#### Exercise aim
Reproduce the lines of the material exactly, excluding every image.

#### Exercise materials
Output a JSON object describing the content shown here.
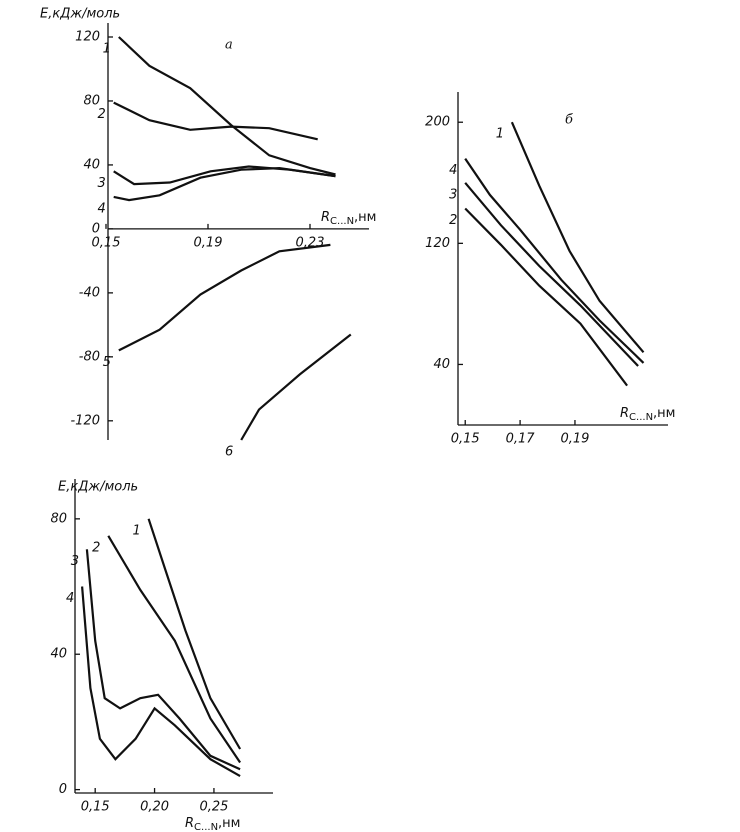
{
  "chart_data": [
    {
      "type": "line",
      "title": "а",
      "y_label": "E,кДж/моль",
      "x_label": "R",
      "x_label_sub": "C...N",
      "x_label_unit": ",нм",
      "xlim": [
        0.15,
        0.25
      ],
      "ylim": [
        -132,
        125
      ],
      "xticks": [
        {
          "value": 0.15,
          "label": "0,15"
        },
        {
          "value": 0.19,
          "label": "0,19"
        },
        {
          "value": 0.23,
          "label": "0,23"
        }
      ],
      "yticks": [
        120,
        80,
        40,
        0,
        -40,
        -80,
        -120
      ],
      "series": [
        {
          "name": "1",
          "color": "#111111",
          "x": [
            0.155,
            0.167,
            0.183,
            0.199,
            0.214,
            0.23,
            0.24
          ],
          "values": [
            120,
            102,
            88,
            65,
            46,
            38,
            34
          ]
        },
        {
          "name": "2",
          "color": "#111111",
          "x": [
            0.153,
            0.167,
            0.183,
            0.199,
            0.214,
            0.233
          ],
          "values": [
            79,
            68,
            62,
            64,
            63,
            56
          ]
        },
        {
          "name": "3",
          "color": "#111111",
          "x": [
            0.153,
            0.161,
            0.175,
            0.191,
            0.206,
            0.222,
            0.24
          ],
          "values": [
            36,
            28,
            29,
            36,
            39,
            37,
            33
          ]
        },
        {
          "name": "4",
          "color": "#111111",
          "x": [
            0.153,
            0.159,
            0.171,
            0.187,
            0.203,
            0.218,
            0.24
          ],
          "values": [
            20,
            18,
            21,
            32,
            37,
            38,
            33
          ]
        },
        {
          "name": "5",
          "color": "#111111",
          "x": [
            0.155,
            0.171,
            0.187,
            0.203,
            0.218,
            0.238
          ],
          "values": [
            -76,
            -63,
            -41,
            -26,
            -14,
            -10
          ]
        },
        {
          "name": "6",
          "color": "#111111",
          "x": [
            0.203,
            0.21,
            0.226,
            0.246
          ],
          "values": [
            -132,
            -113,
            -91,
            -66
          ]
        }
      ]
    },
    {
      "type": "line",
      "title": "б",
      "x_label": "R",
      "x_label_sub": "C...N",
      "x_label_unit": ",нм",
      "xlim": [
        0.147,
        0.221
      ],
      "ylim": [
        0,
        216
      ],
      "xticks": [
        {
          "value": 0.15,
          "label": "0,15"
        },
        {
          "value": 0.17,
          "label": "0,17"
        },
        {
          "value": 0.19,
          "label": "0,19"
        }
      ],
      "yticks": [
        200,
        120,
        40
      ],
      "series": [
        {
          "name": "1",
          "color": "#111111",
          "x": [
            0.167,
            0.177,
            0.188,
            0.199,
            0.215
          ],
          "values": [
            200,
            158,
            115,
            82,
            48
          ]
        },
        {
          "name": "4",
          "color": "#111111",
          "x": [
            0.15,
            0.159,
            0.17,
            0.185,
            0.199,
            0.215
          ],
          "values": [
            176,
            152,
            129,
            96,
            69,
            41
          ]
        },
        {
          "name": "3",
          "color": "#111111",
          "x": [
            0.15,
            0.163,
            0.177,
            0.192,
            0.213
          ],
          "values": [
            160,
            132,
            105,
            79,
            39
          ]
        },
        {
          "name": "2",
          "color": "#111111",
          "x": [
            0.15,
            0.163,
            0.177,
            0.192,
            0.209
          ],
          "values": [
            143,
            119,
            92,
            67,
            26
          ]
        }
      ]
    },
    {
      "type": "line",
      "y_label": "E,кДж/моль",
      "x_label": "R",
      "x_label_sub": "C...N",
      "x_label_unit": ",нм",
      "xlim": [
        0.133,
        0.293
      ],
      "ylim": [
        -1,
        90
      ],
      "xticks": [
        {
          "value": 0.15,
          "label": "0,15"
        },
        {
          "value": 0.2,
          "label": "0,20"
        },
        {
          "value": 0.25,
          "label": "0,25"
        }
      ],
      "yticks": [
        80,
        40,
        0
      ],
      "series": [
        {
          "name": "1",
          "color": "#111111",
          "x": [
            0.195,
            0.209,
            0.226,
            0.247,
            0.272
          ],
          "values": [
            80,
            65,
            47,
            27,
            12
          ]
        },
        {
          "name": "2",
          "color": "#111111",
          "x": [
            0.161,
            0.188,
            0.217,
            0.247,
            0.272
          ],
          "values": [
            75,
            59,
            44,
            21,
            8
          ]
        },
        {
          "name": "3",
          "color": "#111111",
          "x": [
            0.143,
            0.15,
            0.158,
            0.171,
            0.188,
            0.203,
            0.221,
            0.247,
            0.272
          ],
          "values": [
            71,
            44,
            27,
            24,
            27,
            28,
            21,
            10,
            6
          ]
        },
        {
          "name": "4",
          "color": "#111111",
          "x": [
            0.139,
            0.146,
            0.154,
            0.167,
            0.184,
            0.2,
            0.217,
            0.247,
            0.272
          ],
          "values": [
            60,
            30,
            15,
            9,
            15,
            24,
            19,
            9,
            4
          ]
        }
      ]
    }
  ]
}
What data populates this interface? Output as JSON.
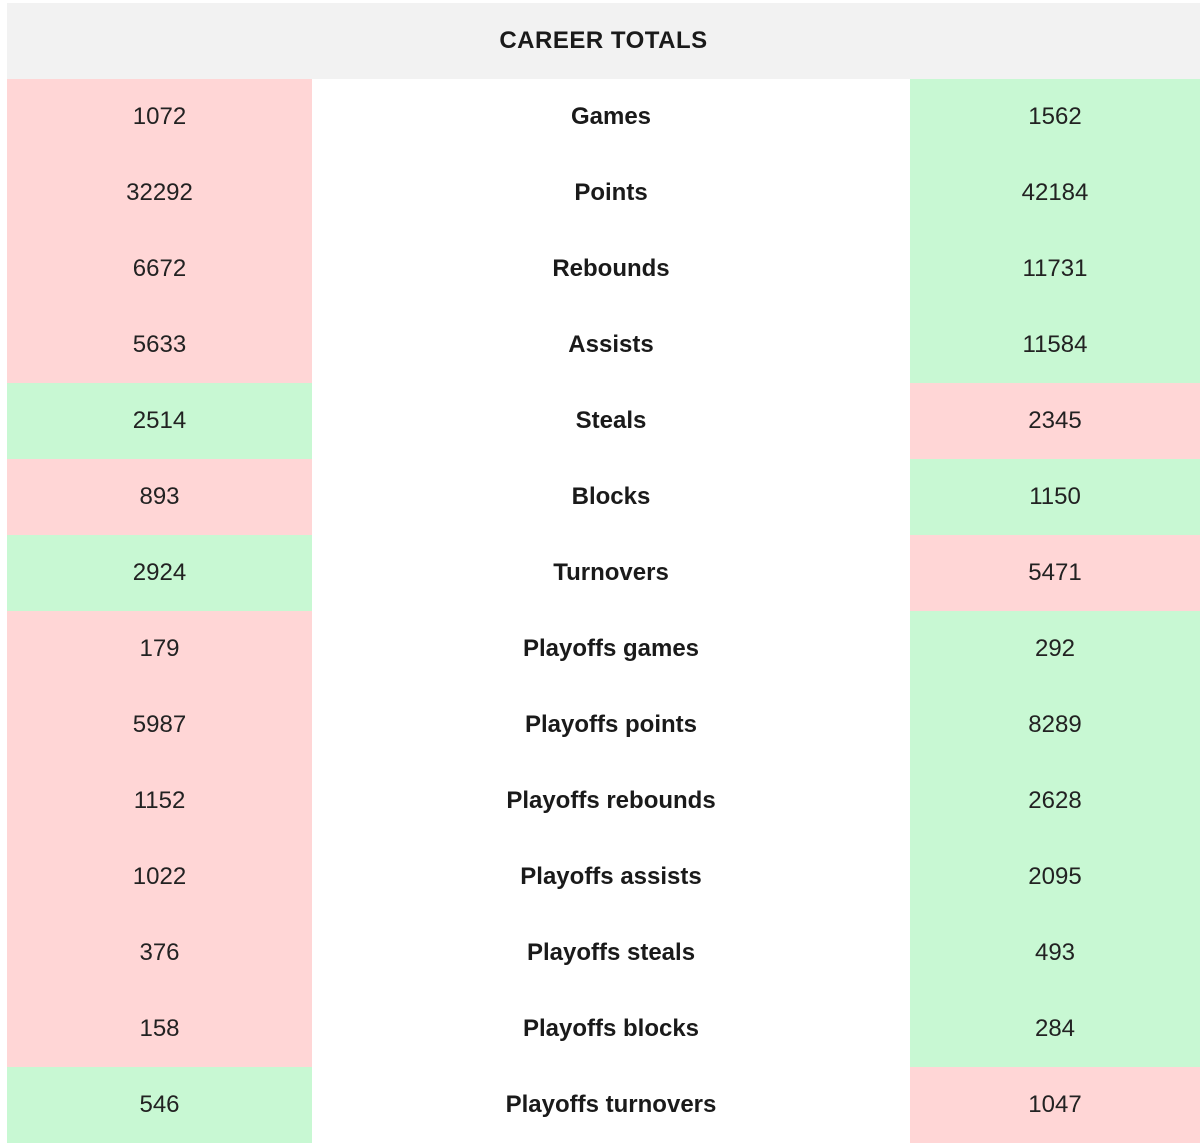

#### Worked answer
Output a JSON object describing the content shown here.
{
  "chart_data": [
    {
      "type": "line",
      "title": "а",
      "y_label": "E,кДж/моль",
      "x_label": "R",
      "x_label_sub": "C...N",
      "x_label_unit": ",нм",
      "xlim": [
        0.15,
        0.25
      ],
      "ylim": [
        -132,
        125
      ],
      "xticks": [
        {
          "value": 0.15,
          "label": "0,15"
        },
        {
          "value": 0.19,
          "label": "0,19"
        },
        {
          "value": 0.23,
          "label": "0,23"
        }
      ],
      "yticks": [
        120,
        80,
        40,
        0,
        -40,
        -80,
        -120
      ],
      "series": [
        {
          "name": "1",
          "color": "#111111",
          "x": [
            0.155,
            0.167,
            0.183,
            0.199,
            0.214,
            0.23,
            0.24
          ],
          "values": [
            120,
            102,
            88,
            65,
            46,
            38,
            34
          ]
        },
        {
          "name": "2",
          "color": "#111111",
          "x": [
            0.153,
            0.167,
            0.183,
            0.199,
            0.214,
            0.233
          ],
          "values": [
            79,
            68,
            62,
            64,
            63,
            56
          ]
        },
        {
          "name": "3",
          "color": "#111111",
          "x": [
            0.153,
            0.161,
            0.175,
            0.191,
            0.206,
            0.222,
            0.24
          ],
          "values": [
            36,
            28,
            29,
            36,
            39,
            37,
            33
          ]
        },
        {
          "name": "4",
          "color": "#111111",
          "x": [
            0.153,
            0.159,
            0.171,
            0.187,
            0.203,
            0.218,
            0.24
          ],
          "values": [
            20,
            18,
            21,
            32,
            37,
            38,
            33
          ]
        },
        {
          "name": "5",
          "color": "#111111",
          "x": [
            0.155,
            0.171,
            0.187,
            0.203,
            0.218,
            0.238
          ],
          "values": [
            -76,
            -63,
            -41,
            -26,
            -14,
            -10
          ]
        },
        {
          "name": "6",
          "color": "#111111",
          "x": [
            0.203,
            0.21,
            0.226,
            0.246
          ],
          "values": [
            -132,
            -113,
            -91,
            -66
          ]
        }
      ]
    },
    {
      "type": "line",
      "title": "б",
      "x_label": "R",
      "x_label_sub": "C...N",
      "x_label_unit": ",нм",
      "xlim": [
        0.147,
        0.221
      ],
      "ylim": [
        0,
        216
      ],
      "xticks": [
        {
          "value": 0.15,
          "label": "0,15"
        },
        {
          "value": 0.17,
          "label": "0,17"
        },
        {
          "value": 0.19,
          "label": "0,19"
        }
      ],
      "yticks": [
        200,
        120,
        40
      ],
      "series": [
        {
          "name": "1",
          "color": "#111111",
          "x": [
            0.167,
            0.177,
            0.188,
            0.199,
            0.215
          ],
          "values": [
            200,
            158,
            115,
            82,
            48
          ]
        },
        {
          "name": "4",
          "color": "#111111",
          "x": [
            0.15,
            0.159,
            0.17,
            0.185,
            0.199,
            0.215
          ],
          "values": [
            176,
            152,
            129,
            96,
            69,
            41
          ]
        },
        {
          "name": "3",
          "color": "#111111",
          "x": [
            0.15,
            0.163,
            0.177,
            0.192,
            0.213
          ],
          "values": [
            160,
            132,
            105,
            79,
            39
          ]
        },
        {
          "name": "2",
          "color": "#111111",
          "x": [
            0.15,
            0.163,
            0.177,
            0.192,
            0.209
          ],
          "values": [
            143,
            119,
            92,
            67,
            26
          ]
        }
      ]
    },
    {
      "type": "line",
      "y_label": "E,кДж/моль",
      "x_label": "R",
      "x_label_sub": "C...N",
      "x_label_unit": ",нм",
      "xlim": [
        0.133,
        0.293
      ],
      "ylim": [
        -1,
        90
      ],
      "xticks": [
        {
          "value": 0.15,
          "label": "0,15"
        },
        {
          "value": 0.2,
          "label": "0,20"
        },
        {
          "value": 0.25,
          "label": "0,25"
        }
      ],
      "yticks": [
        80,
        40,
        0
      ],
      "series": [
        {
          "name": "1",
          "color": "#111111",
          "x": [
            0.195,
            0.209,
            0.226,
            0.247,
            0.272
          ],
          "values": [
            80,
            65,
            47,
            27,
            12
          ]
        },
        {
          "name": "2",
          "color": "#111111",
          "x": [
            0.161,
            0.188,
            0.217,
            0.247,
            0.272
          ],
          "values": [
            75,
            59,
            44,
            21,
            8
          ]
        },
        {
          "name": "3",
          "color": "#111111",
          "x": [
            0.143,
            0.15,
            0.158,
            0.171,
            0.188,
            0.203,
            0.221,
            0.247,
            0.272
          ],
          "values": [
            71,
            44,
            27,
            24,
            27,
            28,
            21,
            10,
            6
          ]
        },
        {
          "name": "4",
          "color": "#111111",
          "x": [
            0.139,
            0.146,
            0.154,
            0.167,
            0.184,
            0.2,
            0.217,
            0.247,
            0.272
          ],
          "values": [
            60,
            30,
            15,
            9,
            15,
            24,
            19,
            9,
            4
          ]
        }
      ]
    }
  ]
}
What data populates this interface? Output as JSON.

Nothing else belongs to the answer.